▶ [What you should do]: Go through the material and pull out every line with the string "Odpowiedz" in it.

▶ [Data extract]:
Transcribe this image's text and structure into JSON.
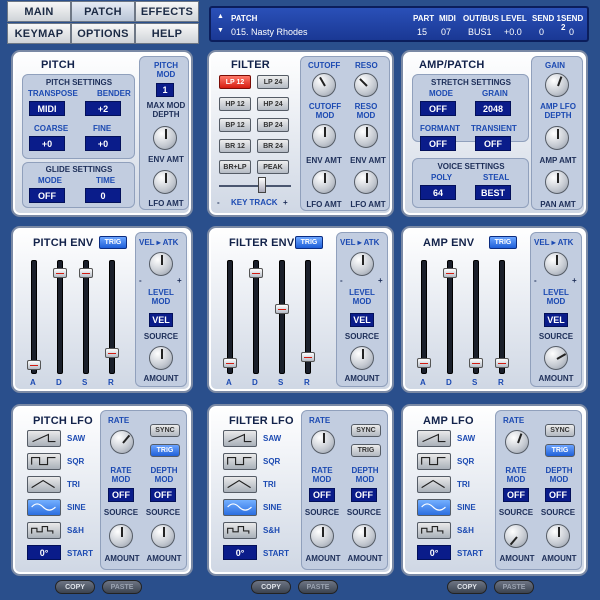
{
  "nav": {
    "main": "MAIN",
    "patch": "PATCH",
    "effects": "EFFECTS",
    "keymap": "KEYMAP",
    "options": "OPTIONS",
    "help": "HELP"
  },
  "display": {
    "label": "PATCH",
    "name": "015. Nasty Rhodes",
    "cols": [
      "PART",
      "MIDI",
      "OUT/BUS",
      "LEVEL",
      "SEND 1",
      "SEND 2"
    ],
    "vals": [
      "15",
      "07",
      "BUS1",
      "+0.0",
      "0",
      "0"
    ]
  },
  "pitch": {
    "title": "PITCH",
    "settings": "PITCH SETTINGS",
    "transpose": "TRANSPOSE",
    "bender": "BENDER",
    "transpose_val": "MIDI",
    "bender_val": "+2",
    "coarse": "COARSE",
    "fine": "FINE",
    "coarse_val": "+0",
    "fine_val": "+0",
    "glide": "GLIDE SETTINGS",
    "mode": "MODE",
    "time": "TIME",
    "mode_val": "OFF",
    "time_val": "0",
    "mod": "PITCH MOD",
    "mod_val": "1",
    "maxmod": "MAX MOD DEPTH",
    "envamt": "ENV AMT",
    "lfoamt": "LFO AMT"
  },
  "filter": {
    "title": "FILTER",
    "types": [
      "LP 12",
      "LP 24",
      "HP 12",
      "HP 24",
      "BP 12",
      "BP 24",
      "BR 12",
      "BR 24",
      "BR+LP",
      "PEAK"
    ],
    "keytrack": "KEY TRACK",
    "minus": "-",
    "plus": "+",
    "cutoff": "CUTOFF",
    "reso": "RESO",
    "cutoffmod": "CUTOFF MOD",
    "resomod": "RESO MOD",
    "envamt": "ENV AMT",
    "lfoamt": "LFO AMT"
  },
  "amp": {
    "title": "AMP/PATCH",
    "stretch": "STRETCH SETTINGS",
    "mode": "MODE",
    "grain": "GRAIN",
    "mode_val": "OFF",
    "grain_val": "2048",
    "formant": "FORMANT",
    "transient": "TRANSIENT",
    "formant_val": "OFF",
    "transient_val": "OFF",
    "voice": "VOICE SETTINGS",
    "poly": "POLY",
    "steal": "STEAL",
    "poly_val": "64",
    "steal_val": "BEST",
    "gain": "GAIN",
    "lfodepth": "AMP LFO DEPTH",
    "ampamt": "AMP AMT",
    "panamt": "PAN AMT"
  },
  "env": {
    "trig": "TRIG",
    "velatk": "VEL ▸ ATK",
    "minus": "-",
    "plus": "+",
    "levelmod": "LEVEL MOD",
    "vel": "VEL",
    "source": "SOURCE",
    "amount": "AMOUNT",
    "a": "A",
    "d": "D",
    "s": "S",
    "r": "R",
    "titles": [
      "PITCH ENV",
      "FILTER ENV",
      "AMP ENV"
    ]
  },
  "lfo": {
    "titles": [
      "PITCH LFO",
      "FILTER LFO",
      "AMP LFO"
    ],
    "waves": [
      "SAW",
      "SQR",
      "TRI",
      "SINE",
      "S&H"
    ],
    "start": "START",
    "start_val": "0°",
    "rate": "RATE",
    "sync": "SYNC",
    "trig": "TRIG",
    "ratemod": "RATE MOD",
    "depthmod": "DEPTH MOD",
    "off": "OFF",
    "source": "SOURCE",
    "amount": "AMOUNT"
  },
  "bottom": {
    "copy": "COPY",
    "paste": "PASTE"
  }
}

...

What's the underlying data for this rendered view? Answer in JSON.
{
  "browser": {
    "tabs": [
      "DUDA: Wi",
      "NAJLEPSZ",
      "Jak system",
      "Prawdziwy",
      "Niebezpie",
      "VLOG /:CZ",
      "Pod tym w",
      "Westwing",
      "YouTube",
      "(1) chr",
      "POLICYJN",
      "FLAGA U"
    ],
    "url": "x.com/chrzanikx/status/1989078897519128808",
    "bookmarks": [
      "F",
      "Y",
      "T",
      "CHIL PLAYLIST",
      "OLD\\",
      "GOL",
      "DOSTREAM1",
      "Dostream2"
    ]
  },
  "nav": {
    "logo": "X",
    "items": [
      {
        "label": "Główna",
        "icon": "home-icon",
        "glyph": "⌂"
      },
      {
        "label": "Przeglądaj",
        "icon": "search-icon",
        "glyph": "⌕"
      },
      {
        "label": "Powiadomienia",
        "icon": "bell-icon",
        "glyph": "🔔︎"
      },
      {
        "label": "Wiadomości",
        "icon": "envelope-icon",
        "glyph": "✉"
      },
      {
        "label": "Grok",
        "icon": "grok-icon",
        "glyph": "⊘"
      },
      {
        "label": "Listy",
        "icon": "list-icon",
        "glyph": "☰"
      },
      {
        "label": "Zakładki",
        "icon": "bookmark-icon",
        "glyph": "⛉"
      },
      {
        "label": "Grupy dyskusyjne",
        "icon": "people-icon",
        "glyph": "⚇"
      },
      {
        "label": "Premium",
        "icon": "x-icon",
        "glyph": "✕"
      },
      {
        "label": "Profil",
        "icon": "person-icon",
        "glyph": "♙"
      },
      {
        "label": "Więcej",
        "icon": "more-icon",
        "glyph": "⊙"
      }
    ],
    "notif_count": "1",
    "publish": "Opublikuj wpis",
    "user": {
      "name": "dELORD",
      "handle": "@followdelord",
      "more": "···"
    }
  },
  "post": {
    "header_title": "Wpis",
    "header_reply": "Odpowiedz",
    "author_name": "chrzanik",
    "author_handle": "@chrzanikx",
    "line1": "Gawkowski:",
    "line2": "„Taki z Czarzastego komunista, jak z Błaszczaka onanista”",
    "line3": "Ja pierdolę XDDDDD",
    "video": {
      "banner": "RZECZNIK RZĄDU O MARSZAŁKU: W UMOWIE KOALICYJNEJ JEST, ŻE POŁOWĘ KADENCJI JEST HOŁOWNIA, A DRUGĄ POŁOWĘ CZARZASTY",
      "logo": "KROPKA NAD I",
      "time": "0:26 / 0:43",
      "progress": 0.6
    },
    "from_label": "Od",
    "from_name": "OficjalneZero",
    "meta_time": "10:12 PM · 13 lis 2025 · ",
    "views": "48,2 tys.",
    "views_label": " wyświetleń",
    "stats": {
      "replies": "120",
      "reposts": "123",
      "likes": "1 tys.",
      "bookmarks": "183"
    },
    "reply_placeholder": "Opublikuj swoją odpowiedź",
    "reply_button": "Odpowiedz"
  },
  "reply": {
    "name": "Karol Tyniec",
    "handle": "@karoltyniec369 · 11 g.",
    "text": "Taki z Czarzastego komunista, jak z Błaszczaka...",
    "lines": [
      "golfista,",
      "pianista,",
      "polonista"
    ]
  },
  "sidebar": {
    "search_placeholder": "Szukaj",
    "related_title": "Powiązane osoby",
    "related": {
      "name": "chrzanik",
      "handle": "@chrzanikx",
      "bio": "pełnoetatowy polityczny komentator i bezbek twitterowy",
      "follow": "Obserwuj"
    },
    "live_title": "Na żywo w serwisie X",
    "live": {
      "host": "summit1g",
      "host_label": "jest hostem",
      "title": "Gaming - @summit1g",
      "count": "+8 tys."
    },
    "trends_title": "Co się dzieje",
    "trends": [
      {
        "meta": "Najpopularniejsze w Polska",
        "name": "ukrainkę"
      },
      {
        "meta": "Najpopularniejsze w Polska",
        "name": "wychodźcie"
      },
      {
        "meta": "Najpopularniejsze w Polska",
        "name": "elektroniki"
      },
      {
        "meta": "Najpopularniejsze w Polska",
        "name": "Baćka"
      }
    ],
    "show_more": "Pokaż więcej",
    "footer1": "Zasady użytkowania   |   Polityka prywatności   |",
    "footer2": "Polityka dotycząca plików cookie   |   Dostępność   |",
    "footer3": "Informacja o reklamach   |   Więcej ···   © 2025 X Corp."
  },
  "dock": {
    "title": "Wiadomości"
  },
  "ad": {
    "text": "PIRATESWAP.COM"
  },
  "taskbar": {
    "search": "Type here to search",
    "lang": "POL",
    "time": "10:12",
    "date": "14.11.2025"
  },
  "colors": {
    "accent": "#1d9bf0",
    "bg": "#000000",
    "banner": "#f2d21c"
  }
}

--

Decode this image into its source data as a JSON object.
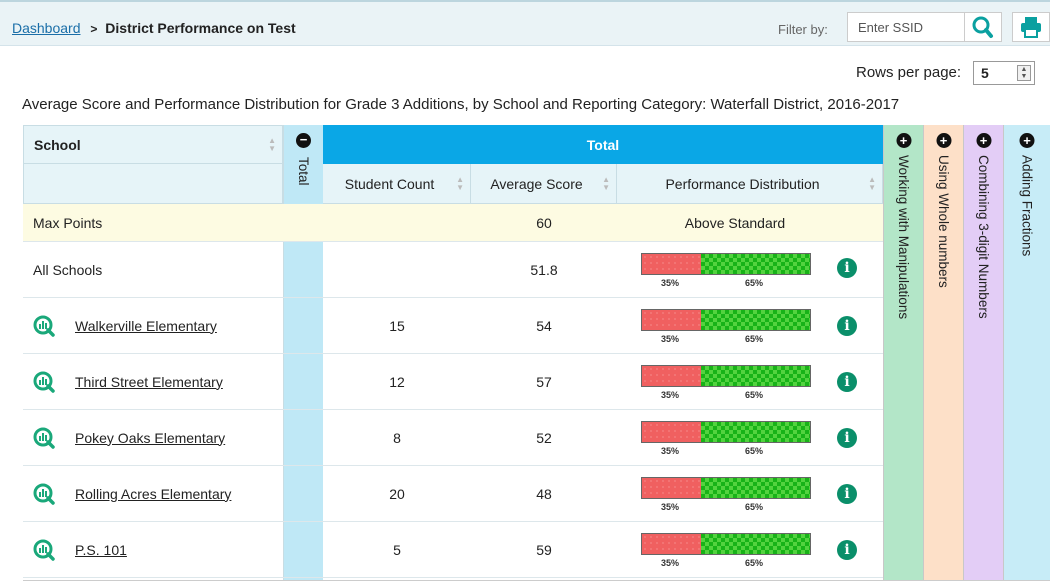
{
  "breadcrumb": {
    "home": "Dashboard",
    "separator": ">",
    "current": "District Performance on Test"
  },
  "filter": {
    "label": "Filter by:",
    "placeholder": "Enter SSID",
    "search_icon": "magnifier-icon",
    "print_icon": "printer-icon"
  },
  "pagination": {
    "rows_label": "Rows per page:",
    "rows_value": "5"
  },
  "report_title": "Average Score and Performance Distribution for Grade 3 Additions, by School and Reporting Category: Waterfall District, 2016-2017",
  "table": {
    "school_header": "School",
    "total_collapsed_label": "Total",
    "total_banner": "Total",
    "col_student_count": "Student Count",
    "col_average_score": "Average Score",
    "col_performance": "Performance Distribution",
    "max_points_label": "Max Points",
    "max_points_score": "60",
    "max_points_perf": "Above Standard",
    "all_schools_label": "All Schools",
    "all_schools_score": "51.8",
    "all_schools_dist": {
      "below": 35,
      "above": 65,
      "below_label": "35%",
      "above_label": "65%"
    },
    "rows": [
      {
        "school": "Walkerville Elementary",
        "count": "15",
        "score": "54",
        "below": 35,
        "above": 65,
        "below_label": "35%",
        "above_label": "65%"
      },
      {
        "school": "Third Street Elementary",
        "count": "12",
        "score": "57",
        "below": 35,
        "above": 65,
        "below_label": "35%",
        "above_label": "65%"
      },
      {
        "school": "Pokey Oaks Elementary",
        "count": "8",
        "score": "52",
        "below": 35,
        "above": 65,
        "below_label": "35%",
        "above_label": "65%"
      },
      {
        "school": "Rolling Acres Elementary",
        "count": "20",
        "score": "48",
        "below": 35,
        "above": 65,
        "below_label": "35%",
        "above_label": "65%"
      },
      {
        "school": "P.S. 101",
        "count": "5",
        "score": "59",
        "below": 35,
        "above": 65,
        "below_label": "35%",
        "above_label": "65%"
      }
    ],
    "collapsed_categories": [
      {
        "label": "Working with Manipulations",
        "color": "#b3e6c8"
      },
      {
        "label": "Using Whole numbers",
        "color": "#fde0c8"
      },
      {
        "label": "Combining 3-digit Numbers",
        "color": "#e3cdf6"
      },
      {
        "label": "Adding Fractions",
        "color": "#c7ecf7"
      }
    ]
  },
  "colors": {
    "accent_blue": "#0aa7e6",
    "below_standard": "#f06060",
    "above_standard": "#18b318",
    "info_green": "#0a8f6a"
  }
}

▶ [Answer to the exercise]:
    "header_reply": "Odpowiedz",
    "reply_button": "Odpowiedz"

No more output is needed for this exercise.